Excerpt from a dataset:
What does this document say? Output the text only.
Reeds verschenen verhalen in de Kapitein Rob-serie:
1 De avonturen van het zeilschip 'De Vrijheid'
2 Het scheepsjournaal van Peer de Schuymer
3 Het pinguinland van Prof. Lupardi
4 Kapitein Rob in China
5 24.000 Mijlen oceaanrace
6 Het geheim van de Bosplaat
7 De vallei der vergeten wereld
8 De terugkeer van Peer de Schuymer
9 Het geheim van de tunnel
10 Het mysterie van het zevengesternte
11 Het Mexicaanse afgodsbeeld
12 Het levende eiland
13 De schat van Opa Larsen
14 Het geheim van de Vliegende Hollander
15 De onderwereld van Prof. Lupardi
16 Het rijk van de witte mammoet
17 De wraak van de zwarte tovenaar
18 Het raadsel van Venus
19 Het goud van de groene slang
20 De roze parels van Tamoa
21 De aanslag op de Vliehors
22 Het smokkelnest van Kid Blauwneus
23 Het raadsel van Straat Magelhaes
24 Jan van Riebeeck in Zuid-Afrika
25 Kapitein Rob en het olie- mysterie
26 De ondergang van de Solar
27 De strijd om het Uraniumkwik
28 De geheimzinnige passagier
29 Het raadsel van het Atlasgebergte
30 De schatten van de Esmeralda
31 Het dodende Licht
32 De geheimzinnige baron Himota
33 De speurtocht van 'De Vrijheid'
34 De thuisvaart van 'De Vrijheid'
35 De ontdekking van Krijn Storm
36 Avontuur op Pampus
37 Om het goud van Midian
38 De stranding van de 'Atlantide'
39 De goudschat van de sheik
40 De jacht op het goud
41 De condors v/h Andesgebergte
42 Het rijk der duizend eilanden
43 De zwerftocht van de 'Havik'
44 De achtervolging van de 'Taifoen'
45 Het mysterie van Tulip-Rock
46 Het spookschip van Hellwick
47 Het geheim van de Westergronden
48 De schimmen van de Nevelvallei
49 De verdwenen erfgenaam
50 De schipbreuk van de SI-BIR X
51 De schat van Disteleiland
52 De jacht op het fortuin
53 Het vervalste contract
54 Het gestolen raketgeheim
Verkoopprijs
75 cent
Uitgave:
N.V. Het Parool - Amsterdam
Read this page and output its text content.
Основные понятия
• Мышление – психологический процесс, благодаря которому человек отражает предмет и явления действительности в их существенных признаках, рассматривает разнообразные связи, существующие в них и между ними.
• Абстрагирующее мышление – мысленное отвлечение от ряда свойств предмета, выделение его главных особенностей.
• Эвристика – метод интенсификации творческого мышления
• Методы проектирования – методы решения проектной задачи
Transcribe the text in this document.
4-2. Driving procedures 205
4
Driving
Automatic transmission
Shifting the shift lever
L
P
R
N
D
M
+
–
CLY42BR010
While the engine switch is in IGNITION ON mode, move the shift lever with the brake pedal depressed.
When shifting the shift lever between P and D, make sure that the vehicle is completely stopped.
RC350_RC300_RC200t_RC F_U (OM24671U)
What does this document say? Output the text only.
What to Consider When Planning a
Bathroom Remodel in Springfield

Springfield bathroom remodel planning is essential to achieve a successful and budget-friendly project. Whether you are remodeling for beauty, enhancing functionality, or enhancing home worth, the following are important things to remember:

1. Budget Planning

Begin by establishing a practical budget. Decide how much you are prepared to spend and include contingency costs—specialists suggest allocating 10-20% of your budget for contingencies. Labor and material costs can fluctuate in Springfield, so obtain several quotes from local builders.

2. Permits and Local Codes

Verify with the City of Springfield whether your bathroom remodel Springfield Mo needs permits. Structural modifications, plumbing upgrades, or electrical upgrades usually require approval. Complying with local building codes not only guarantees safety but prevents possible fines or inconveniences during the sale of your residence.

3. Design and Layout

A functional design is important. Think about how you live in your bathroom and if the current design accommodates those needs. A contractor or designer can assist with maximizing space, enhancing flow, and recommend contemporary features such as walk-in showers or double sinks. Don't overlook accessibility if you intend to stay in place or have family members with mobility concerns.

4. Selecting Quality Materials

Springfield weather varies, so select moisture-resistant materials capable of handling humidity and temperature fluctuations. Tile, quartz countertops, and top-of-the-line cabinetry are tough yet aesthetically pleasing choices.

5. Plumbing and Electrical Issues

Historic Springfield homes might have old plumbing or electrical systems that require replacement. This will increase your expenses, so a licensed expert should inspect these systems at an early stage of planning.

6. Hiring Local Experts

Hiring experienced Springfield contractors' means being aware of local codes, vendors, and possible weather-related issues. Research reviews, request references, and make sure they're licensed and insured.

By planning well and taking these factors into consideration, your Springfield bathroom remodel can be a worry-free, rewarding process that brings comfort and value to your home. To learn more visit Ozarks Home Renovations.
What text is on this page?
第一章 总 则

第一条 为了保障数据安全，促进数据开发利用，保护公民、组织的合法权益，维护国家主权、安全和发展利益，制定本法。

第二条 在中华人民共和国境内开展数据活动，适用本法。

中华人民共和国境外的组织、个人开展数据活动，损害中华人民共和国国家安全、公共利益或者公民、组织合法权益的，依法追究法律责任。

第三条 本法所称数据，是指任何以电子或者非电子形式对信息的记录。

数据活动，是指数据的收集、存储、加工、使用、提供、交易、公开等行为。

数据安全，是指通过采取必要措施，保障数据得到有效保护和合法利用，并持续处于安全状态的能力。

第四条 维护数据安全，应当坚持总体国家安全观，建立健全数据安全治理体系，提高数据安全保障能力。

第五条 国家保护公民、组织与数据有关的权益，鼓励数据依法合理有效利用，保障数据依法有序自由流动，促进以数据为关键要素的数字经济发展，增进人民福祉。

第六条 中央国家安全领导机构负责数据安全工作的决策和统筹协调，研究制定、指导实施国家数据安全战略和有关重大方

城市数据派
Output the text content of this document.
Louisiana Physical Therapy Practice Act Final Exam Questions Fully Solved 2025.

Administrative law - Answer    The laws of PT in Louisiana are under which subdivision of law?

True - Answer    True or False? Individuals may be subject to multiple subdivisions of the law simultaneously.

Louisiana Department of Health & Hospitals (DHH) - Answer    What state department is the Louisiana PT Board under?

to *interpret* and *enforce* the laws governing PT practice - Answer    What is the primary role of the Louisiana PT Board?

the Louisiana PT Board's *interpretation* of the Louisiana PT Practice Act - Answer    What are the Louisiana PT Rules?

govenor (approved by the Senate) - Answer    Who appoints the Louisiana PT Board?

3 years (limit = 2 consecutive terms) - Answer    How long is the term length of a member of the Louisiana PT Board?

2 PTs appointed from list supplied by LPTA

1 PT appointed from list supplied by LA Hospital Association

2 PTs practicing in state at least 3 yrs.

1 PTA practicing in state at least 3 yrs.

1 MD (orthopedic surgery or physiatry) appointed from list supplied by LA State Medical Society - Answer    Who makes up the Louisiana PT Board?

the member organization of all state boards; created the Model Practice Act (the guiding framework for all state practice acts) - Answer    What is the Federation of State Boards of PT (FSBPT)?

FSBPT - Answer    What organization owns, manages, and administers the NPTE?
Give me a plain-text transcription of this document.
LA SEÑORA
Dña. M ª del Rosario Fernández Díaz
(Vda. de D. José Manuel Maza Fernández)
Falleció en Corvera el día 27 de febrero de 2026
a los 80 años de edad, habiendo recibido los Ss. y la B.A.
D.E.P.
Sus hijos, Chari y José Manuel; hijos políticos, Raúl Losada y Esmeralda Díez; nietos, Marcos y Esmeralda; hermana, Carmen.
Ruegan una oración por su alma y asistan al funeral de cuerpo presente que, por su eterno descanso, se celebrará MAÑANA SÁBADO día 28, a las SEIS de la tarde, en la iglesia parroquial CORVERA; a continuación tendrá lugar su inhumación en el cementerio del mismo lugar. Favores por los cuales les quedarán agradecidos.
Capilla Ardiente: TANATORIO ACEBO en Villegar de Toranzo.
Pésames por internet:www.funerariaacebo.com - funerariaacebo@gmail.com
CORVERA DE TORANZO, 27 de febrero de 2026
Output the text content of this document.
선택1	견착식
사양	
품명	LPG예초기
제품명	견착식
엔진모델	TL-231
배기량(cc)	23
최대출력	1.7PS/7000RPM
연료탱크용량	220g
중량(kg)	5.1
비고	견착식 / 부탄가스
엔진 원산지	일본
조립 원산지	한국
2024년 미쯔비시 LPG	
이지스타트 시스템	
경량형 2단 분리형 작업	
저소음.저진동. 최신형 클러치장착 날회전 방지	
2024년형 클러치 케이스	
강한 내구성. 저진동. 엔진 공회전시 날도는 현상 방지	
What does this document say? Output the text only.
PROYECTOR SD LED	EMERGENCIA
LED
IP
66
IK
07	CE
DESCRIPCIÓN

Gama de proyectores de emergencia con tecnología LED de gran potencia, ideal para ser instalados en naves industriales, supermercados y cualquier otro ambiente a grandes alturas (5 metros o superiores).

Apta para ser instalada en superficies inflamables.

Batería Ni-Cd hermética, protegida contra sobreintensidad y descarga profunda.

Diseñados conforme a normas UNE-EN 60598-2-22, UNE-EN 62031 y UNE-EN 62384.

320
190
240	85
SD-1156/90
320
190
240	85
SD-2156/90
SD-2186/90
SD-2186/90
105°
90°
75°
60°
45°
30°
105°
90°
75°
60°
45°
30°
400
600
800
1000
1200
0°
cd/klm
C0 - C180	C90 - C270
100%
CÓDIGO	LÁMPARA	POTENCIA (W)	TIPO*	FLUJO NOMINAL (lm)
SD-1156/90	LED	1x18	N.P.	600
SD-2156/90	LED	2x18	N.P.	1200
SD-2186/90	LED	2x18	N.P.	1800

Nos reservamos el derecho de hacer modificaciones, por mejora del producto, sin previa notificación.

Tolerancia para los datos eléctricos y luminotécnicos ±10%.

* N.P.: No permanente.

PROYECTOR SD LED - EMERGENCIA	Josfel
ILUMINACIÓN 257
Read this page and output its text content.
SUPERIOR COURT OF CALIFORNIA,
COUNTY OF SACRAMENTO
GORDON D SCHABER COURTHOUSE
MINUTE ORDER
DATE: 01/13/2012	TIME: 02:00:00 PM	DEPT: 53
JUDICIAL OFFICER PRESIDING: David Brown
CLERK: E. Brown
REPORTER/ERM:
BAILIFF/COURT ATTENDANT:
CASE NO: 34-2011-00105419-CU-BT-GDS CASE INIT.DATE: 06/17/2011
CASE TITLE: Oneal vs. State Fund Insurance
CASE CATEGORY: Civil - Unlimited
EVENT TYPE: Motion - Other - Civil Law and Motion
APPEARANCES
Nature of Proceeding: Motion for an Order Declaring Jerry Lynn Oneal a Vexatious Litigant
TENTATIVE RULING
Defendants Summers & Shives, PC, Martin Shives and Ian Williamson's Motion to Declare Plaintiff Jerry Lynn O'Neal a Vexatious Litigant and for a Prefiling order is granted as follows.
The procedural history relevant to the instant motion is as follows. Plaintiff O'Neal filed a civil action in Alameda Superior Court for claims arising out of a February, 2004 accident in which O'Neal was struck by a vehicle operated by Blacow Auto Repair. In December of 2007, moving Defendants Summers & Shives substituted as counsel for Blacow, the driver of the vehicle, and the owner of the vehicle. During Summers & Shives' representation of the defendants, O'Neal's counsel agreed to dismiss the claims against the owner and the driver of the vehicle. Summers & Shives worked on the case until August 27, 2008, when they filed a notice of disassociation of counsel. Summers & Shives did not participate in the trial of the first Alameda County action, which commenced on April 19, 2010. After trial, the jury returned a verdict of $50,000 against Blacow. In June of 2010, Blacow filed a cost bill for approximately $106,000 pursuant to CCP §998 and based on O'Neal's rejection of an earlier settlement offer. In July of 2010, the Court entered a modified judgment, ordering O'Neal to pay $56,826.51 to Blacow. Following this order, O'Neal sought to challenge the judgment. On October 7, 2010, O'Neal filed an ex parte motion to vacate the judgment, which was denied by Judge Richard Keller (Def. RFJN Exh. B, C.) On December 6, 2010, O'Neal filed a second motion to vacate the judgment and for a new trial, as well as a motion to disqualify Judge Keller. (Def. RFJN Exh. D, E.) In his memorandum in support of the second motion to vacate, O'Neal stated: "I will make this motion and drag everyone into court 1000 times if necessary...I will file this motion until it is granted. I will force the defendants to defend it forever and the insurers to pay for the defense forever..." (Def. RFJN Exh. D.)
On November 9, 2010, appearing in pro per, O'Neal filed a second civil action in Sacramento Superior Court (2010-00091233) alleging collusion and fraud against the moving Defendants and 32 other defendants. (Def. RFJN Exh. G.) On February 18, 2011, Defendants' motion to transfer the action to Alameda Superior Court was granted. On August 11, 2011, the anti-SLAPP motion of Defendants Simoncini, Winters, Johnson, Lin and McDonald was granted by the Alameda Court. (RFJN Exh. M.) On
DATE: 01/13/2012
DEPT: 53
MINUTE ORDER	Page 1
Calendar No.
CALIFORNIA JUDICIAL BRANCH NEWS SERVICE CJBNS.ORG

TASK STATEMENT: Say how many lines above hold the word "enhancing", giving only the count.

CORRECT RESULT: 2